● Written task
Copy out every line in the entries below that includes "text".

+-------+

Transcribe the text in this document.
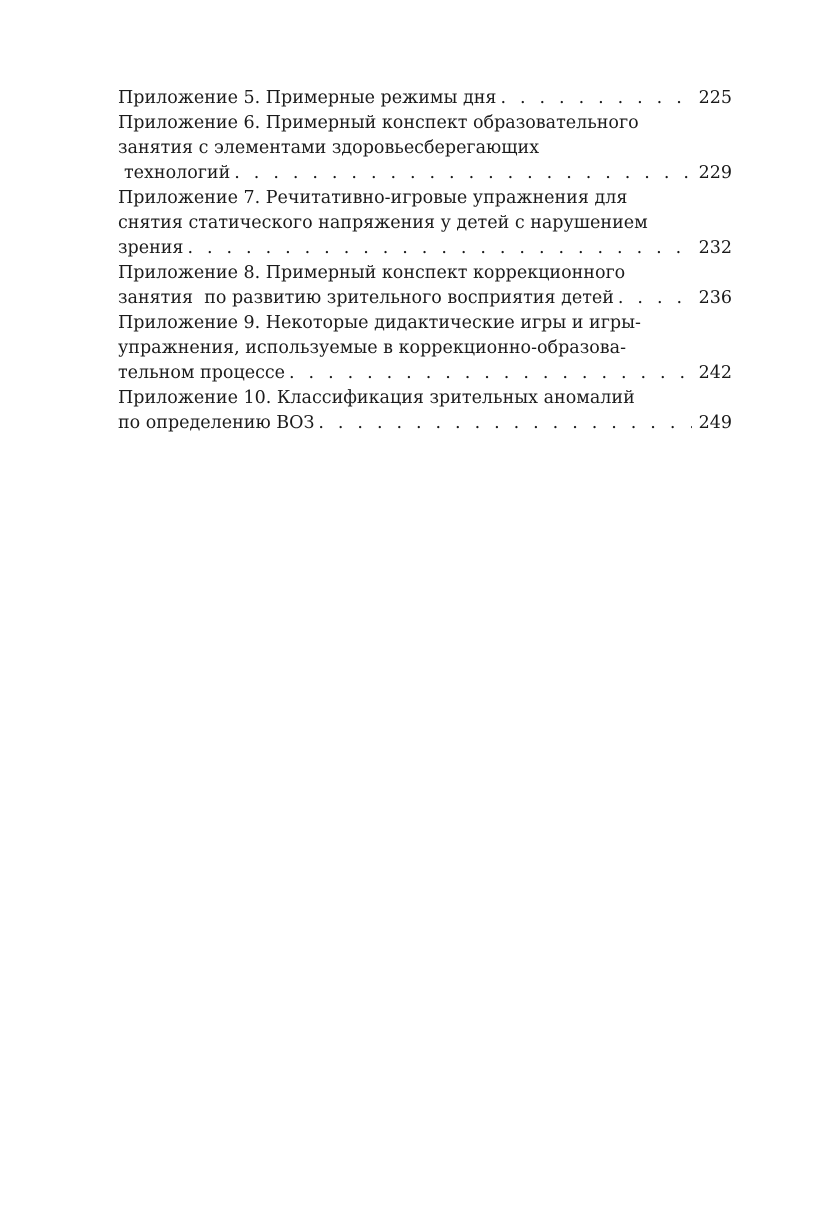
Приложение 5. Примерные режимы дня . . .	225
Приложение 6. Примерный конспект образовательного
занятия с элементами здоровьесберегающих
технологий . . .	229
Приложение 7. Речитативно-игровые упражнения для
снятия статического напряжения у детей с нарушением
зрения . . .	232
Приложение 8. Примерный конспект коррекционного
занятия  по развитию зрительного восприятия детей . . .	236
Приложение 9. Некоторые дидактические игры и игры-
упражнения, используемые в коррекционно-образова-
тельном процессе . . .	242
Приложение 10. Классификация зрительных аномалий
по определению ВОЗ . . .	249
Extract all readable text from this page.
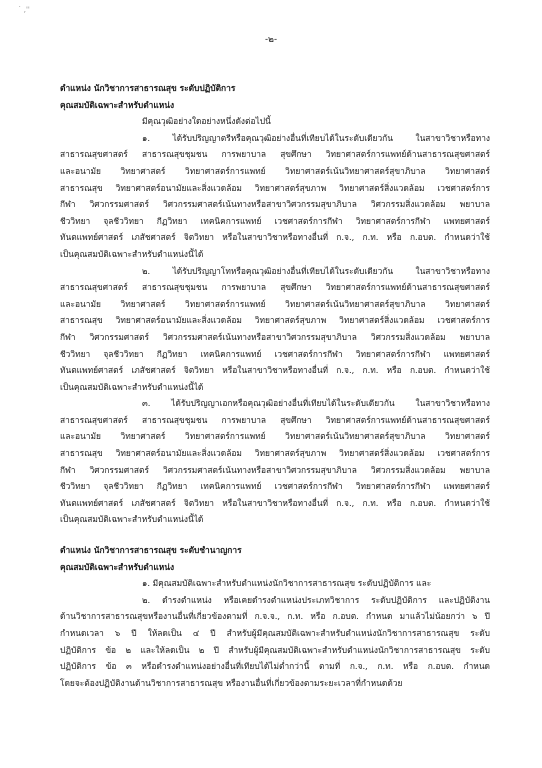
˙ ,''
-๒-
ตำแหน่ง นักวิชาการสาธารณสุข ระดับปฏิบัติการ
คุณสมบัติเฉพาะสำหรับตำแหน่ง
มีคุณวุฒิอย่างใดอย่างหนึ่งดังต่อไปนี้
๑. ได้รับปริญญาตรีหรือคุณวุฒิอย่างอื่นที่เทียบได้ในระดับเดียวกัน ในสาขาวิชาหรือทาง
สาธารณสุขศาสตร์ สาธารณสุขชุมชน การพยาบาล สุขศึกษา วิทยาศาสตร์การแพทย์ด้านสาธารณสุขศาสตร์
และอนามัย วิทยาศาสตร์ วิทยาศาสตร์การแพทย์ วิทยาศาสตร์เน้นวิทยาศาสตร์สุขาภิบาล วิทยาศาสตร์
สาธารณสุข วิทยาศาสตร์อนามัยและสิ่งแวดล้อม วิทยาศาสตร์สุขภาพ วิทยาศาสตร์สิ่งแวดล้อม เวชศาสตร์การ
กีฬา วิศวกรรมศาสตร์ วิศวกรรมศาสตร์เน้นทางหรือสาขาวิศวกรรมสุขาภิบาล วิศวกรรมสิ่งแวดล้อม พยาบาล
ชีววิทยา จุลชีววิทยา กีฏวิทยา เทคนิคการแพทย์ เวชศาสตร์การกีฬา วิทยาศาสตร์การกีฬา แพทยศาสตร์
ทันตแพทย์ศาสตร์ เภสัชศาสตร์ จิตวิทยา หรือในสาขาวิชาหรือทางอื่นที่ ก.จ., ก.ท. หรือ ก.อบต. กำหนดว่าใช้
เป็นคุณสมบัติเฉพาะสำหรับตำแหน่งนี้ได้
๒. ได้รับปริญญาโทหรือคุณวุฒิอย่างอื่นที่เทียบได้ในระดับเดียวกัน ในสาขาวิชาหรือทาง
สาธารณสุขศาสตร์ สาธารณสุขชุมชน การพยาบาล สุขศึกษา วิทยาศาสตร์การแพทย์ด้านสาธารณสุขศาสตร์
และอนามัย วิทยาศาสตร์ วิทยาศาสตร์การแพทย์ วิทยาศาสตร์เน้นวิทยาศาสตร์สุขาภิบาล วิทยาศาสตร์
สาธารณสุข วิทยาศาสตร์อนามัยและสิ่งแวดล้อม วิทยาศาสตร์สุขภาพ วิทยาศาสตร์สิ่งแวดล้อม เวชศาสตร์การ
กีฬา วิศวกรรมศาสตร์ วิศวกรรมศาสตร์เน้นทางหรือสาขาวิศวกรรมสุขาภิบาล วิศวกรรมสิ่งแวดล้อม พยาบาล
ชีววิทยา จุลชีววิทยา กีฏวิทยา เทคนิคการแพทย์ เวชศาสตร์การกีฬา วิทยาศาสตร์การกีฬา แพทยศาสตร์
ทันตแพทย์ศาสตร์ เภสัชศาสตร์ จิตวิทยา หรือในสาขาวิชาหรือทางอื่นที่ ก.จ., ก.ท. หรือ ก.อบต. กำหนดว่าใช้
เป็นคุณสมบัติเฉพาะสำหรับตำแหน่งนี้ได้
๓. ได้รับปริญญาเอกหรือคุณวุฒิอย่างอื่นที่เทียบได้ในระดับเดียวกัน ในสาขาวิชาหรือทาง
สาธารณสุขศาสตร์ สาธารณสุขชุมชน การพยาบาล สุขศึกษา วิทยาศาสตร์การแพทย์ด้านสาธารณสุขศาสตร์
และอนามัย วิทยาศาสตร์ วิทยาศาสตร์การแพทย์ วิทยาศาสตร์เน้นวิทยาศาสตร์สุขาภิบาล วิทยาศาสตร์
สาธารณสุข วิทยาศาสตร์อนามัยและสิ่งแวดล้อม วิทยาศาสตร์สุขภาพ วิทยาศาสตร์สิ่งแวดล้อม เวชศาสตร์การ
กีฬา วิศวกรรมศาสตร์ วิศวกรรมศาสตร์เน้นทางหรือสาขาวิศวกรรมสุขาภิบาล วิศวกรรมสิ่งแวดล้อม พยาบาล
ชีววิทยา จุลชีววิทยา กีฏวิทยา เทคนิคการแพทย์ เวชศาสตร์การกีฬา วิทยาศาสตร์การกีฬา แพทยศาสตร์
ทันตแพทย์ศาสตร์ เภสัชศาสตร์ จิตวิทยา หรือในสาขาวิชาหรือทางอื่นที่ ก.จ., ก.ท. หรือ ก.อบต. กำหนดว่าใช้
เป็นคุณสมบัติเฉพาะสำหรับตำแหน่งนี้ได้
ตำแหน่ง นักวิชาการสาธารณสุข ระดับชำนาญการ
คุณสมบัติเฉพาะสำหรับตำแหน่ง
๑. มีคุณสมบัติเฉพาะสำหรับตำแหน่งนักวิชาการสาธารณสุข ระดับปฏิบัติการ และ
๒. ดำรงตำแหน่ง หรือเคยดำรงตำแหน่งประเภทวิชาการ ระดับปฏิบัติการ และปฏิบัติงาน
ด้านวิชาการสาธารณสุขหรืองานอื่นที่เกี่ยวข้องตามที่ ก.จ.จ., ก.ท. หรือ ก.อบต. กำหนด มาแล้วไม่น้อยกว่า ๖ ปี
กำหนดเวลา ๖ ปี ให้ลดเป็น ๔ ปี สำหรับผู้มีคุณสมบัติเฉพาะสำหรับตำแหน่งนักวิชาการสาธารณสุข ระดับ
ปฏิบัติการ ข้อ ๒ และให้ลดเป็น ๒ ปี สำหรับผู้มีคุณสมบัติเฉพาะสำหรับตำแหน่งนักวิชาการสาธารณสุข ระดับ
ปฏิบัติการ ข้อ ๓ หรือดำรงตำแหน่งอย่างอื่นที่เทียบได้ไม่ต่ำกว่านี้ ตามที่ ก.จ., ก.ท. หรือ ก.อบต. กำหนด
โดยจะต้องปฏิบัติงานด้านวิชาการสาธารณสุข หรืองานอื่นที่เกี่ยวข้องตามระยะเวลาที่กำหนดด้วย
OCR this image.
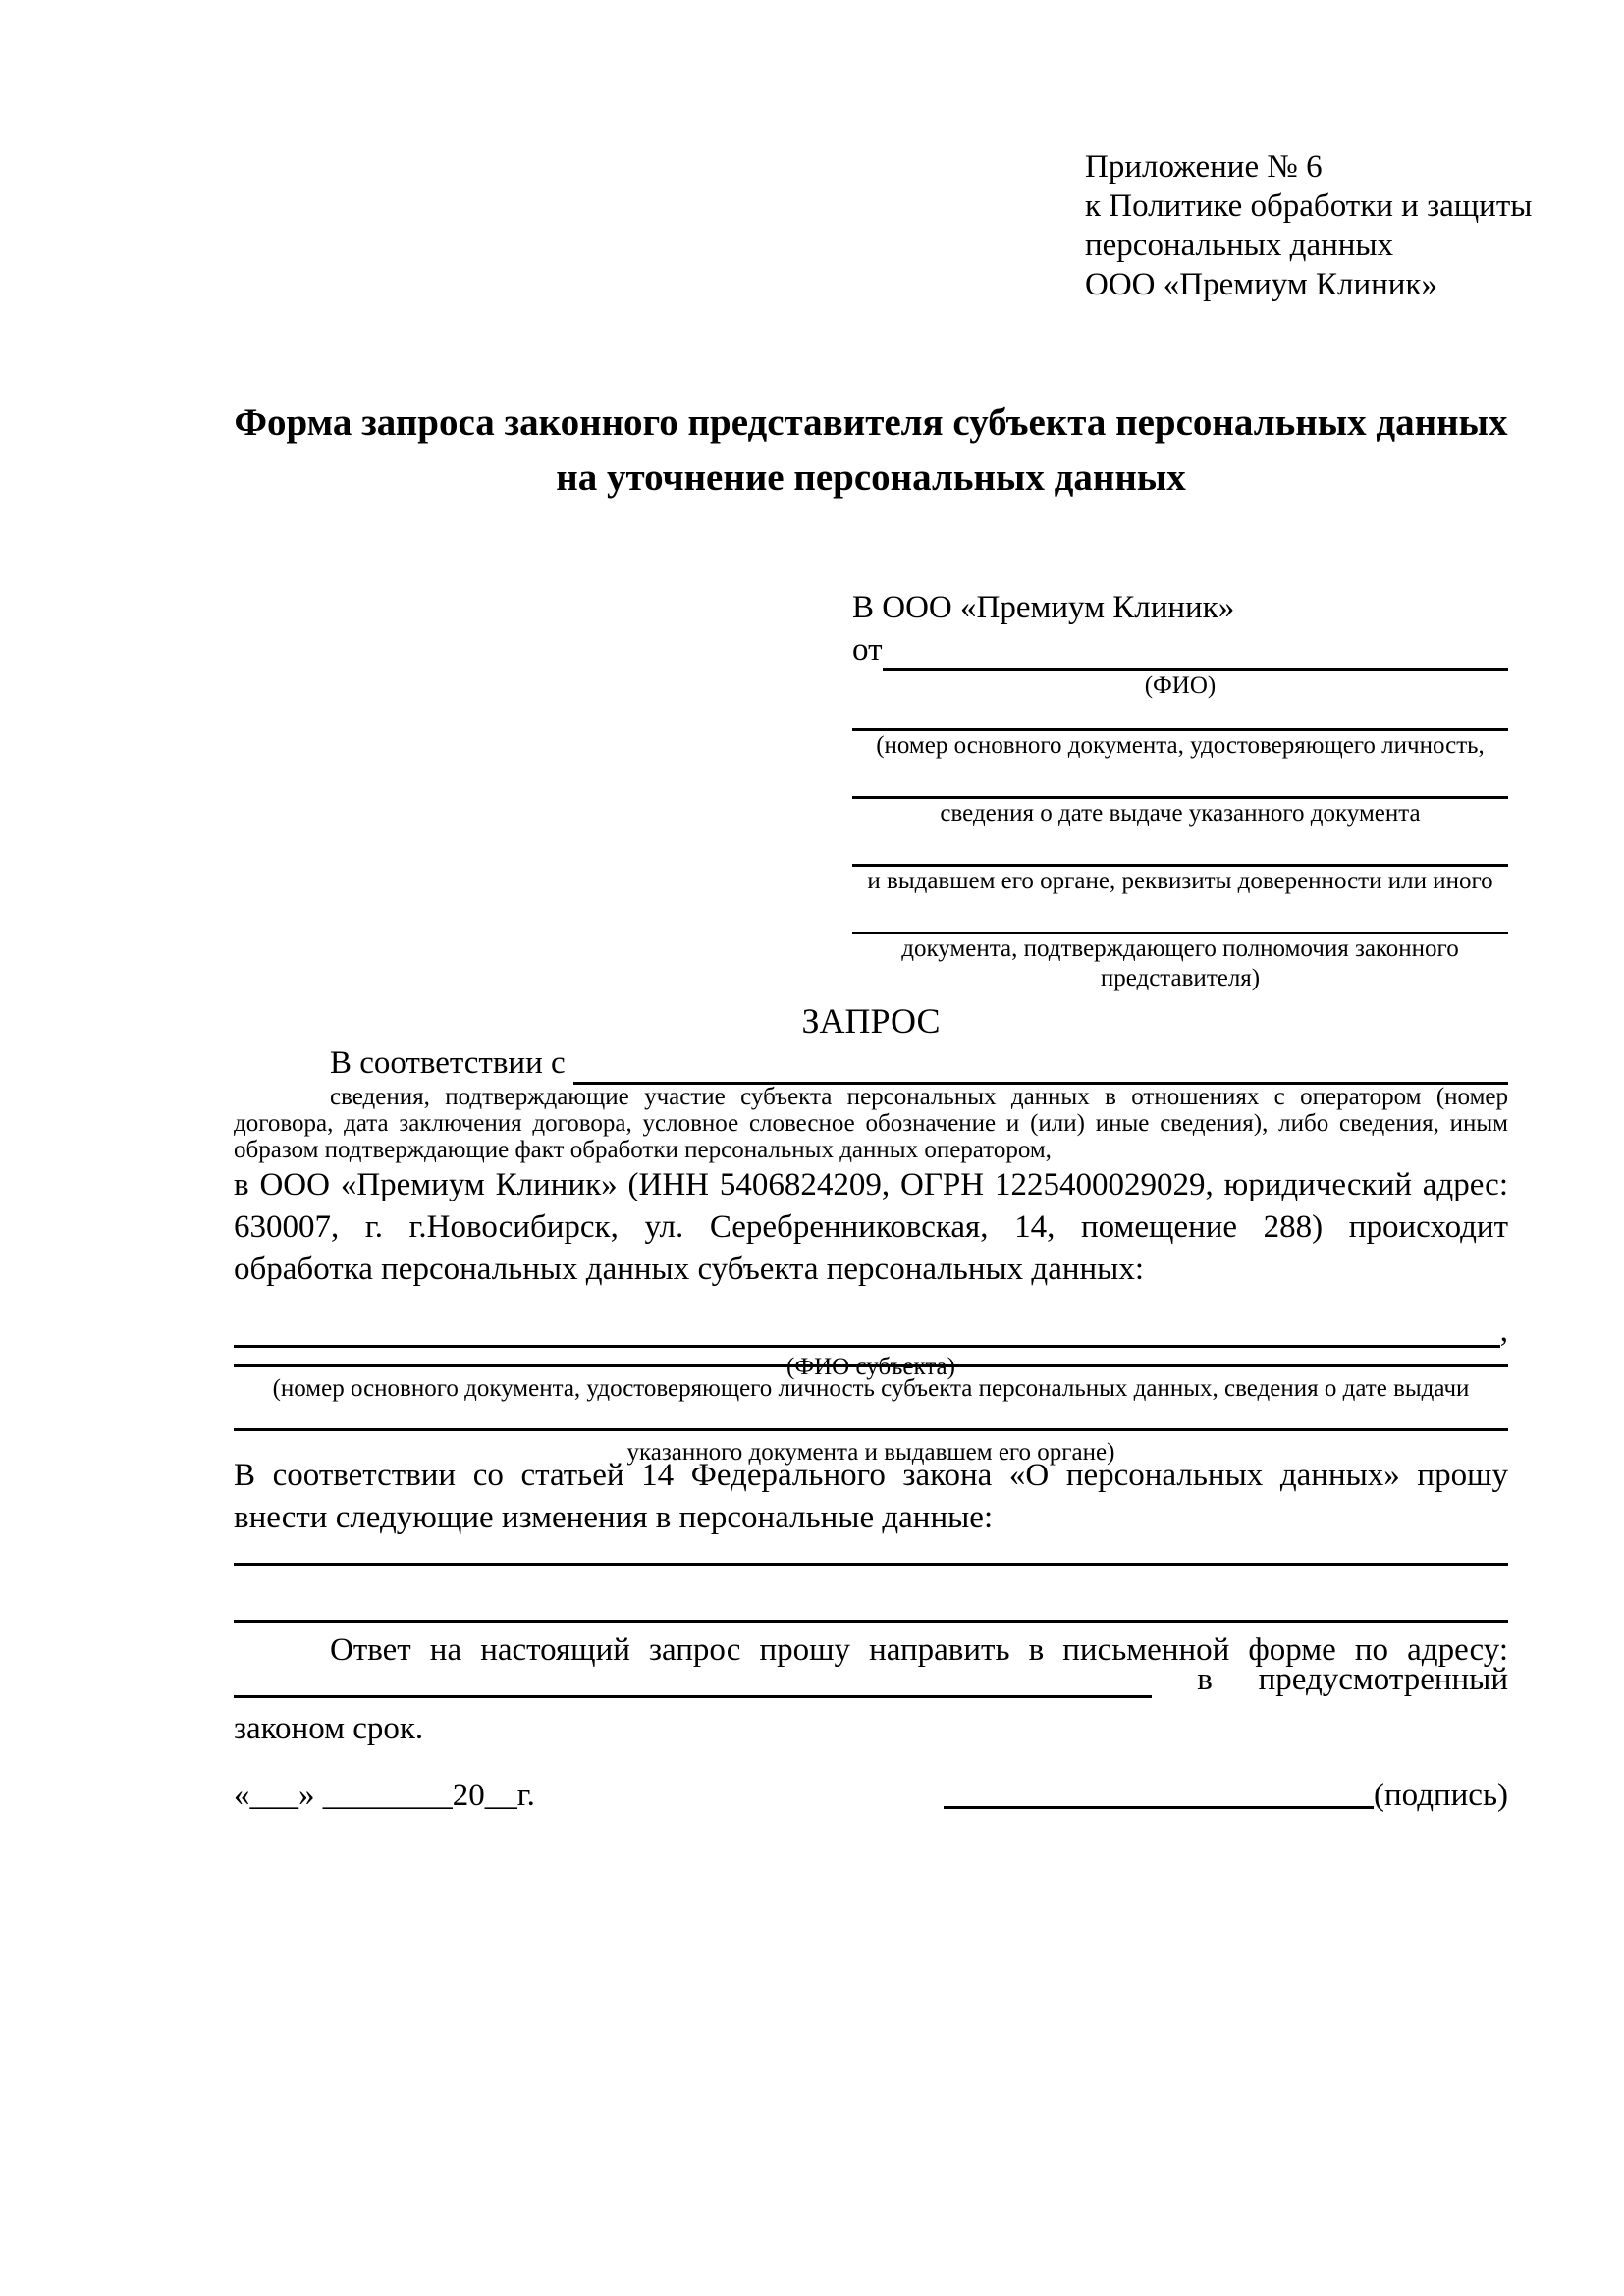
Приложение № 6
к Политике обработки и защиты
персональных данных
ООО «Премиум Клиник»
Форма запроса законного представителя субъекта персональных данных
на уточнение персональных данных
В ООО «Премиум Клиник»
от
(ФИО)
(номер основного документа, удостоверяющего личность,
сведения о дате выдаче указанного документа
и выдавшем его органе, реквизиты доверенности или иного
документа, подтверждающего полномочия законного представителя)
ЗАПРОС
В соответствии с
сведения, подтверждающие участие субъекта персональных данных в отношениях с оператором (номер договора, дата заключения договора, условное словесное обозначение и (или) иные сведения), либо сведения, иным образом подтверждающие факт обработки персональных данных оператором,
в ООО «Премиум Клиник» (ИНН 5406824209, ОГРН 1225400029029, юридический адрес: 630007, г. г.Новосибирск, ул. Серебренниковская, 14, помещение 288) происходит обработка персональных данных субъекта персональных данных:
,
(ФИО субъекта)
(номер основного документа, удостоверяющего личность субъекта персональных данных, сведения о дате выдачи
указанного документа и выдавшем его органе)
В соответствии со статьей 14 Федерального закона «О персональных данных» прошу внести следующие изменения в персональные данные:
Ответ на настоящий запрос прошу направить в письменной форме по адресу:
в предусмотренный
законом срок.
«___» ________20__г.	(подпись)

+-------+

● Reply
Transcribe the text in this document.
Extract all readable text from this page.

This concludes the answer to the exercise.